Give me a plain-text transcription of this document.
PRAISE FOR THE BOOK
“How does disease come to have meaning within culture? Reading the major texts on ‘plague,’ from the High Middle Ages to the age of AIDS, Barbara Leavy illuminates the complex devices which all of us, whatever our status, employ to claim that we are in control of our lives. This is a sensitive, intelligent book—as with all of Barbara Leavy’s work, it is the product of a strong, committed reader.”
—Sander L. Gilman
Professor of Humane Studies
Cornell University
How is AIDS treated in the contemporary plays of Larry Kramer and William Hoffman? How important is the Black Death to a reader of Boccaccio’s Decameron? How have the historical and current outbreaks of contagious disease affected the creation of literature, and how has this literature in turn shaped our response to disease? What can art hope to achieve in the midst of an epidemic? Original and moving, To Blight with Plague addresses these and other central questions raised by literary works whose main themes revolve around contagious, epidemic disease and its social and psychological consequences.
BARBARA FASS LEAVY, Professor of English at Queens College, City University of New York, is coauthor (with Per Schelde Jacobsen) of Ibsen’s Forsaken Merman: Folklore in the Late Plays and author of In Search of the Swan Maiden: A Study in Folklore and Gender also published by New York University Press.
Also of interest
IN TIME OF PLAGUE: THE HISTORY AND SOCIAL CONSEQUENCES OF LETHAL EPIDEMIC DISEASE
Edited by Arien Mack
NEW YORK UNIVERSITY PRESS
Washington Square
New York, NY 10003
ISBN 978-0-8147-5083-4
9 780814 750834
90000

---*---

● Stated problem: Without omitting anything, output the entries exactly.

● The response:
Give me a plain-text transcription of this document.
PRAISE FOR THE BOOK
“How does disease come to have meaning within culture? Reading the major texts on ‘plague,’ from the High Middle Ages to the age of AIDS, Barbara Leavy illuminates the complex devices which all of us, whatever our status, employ to claim that we are in control of our lives. This is a sensitive, intelligent book—as with all of Barbara Leavy’s work, it is the product of a strong, committed reader.”
—Sander L. Gilman
Professor of Humane Studies
Cornell University
How is AIDS treated in the contemporary plays of Larry Kramer and William Hoffman? How important is the Black Death to a reader of Boccaccio’s Decameron? How have the historical and current outbreaks of contagious disease affected the creation of literature, and how has this literature in turn shaped our response to disease? What can art hope to achieve in the midst of an epidemic? Original and moving, To Blight with Plague addresses these and other central questions raised by literary works whose main themes revolve around contagious, epidemic disease and its social and psychological consequences.
BARBARA FASS LEAVY, Professor of English at Queens College, City University of New York, is coauthor (with Per Schelde Jacobsen) of Ibsen’s Forsaken Merman: Folklore in the Late Plays and author of In Search of the Swan Maiden: A Study in Folklore and Gender also published by New York University Press.
Also of interest
IN TIME OF PLAGUE: THE HISTORY AND SOCIAL CONSEQUENCES OF LETHAL EPIDEMIC DISEASE
Edited by Arien Mack
NEW YORK UNIVERSITY PRESS
Washington Square
New York, NY 10003
ISBN 978-0-8147-5083-4
9 780814 750834
90000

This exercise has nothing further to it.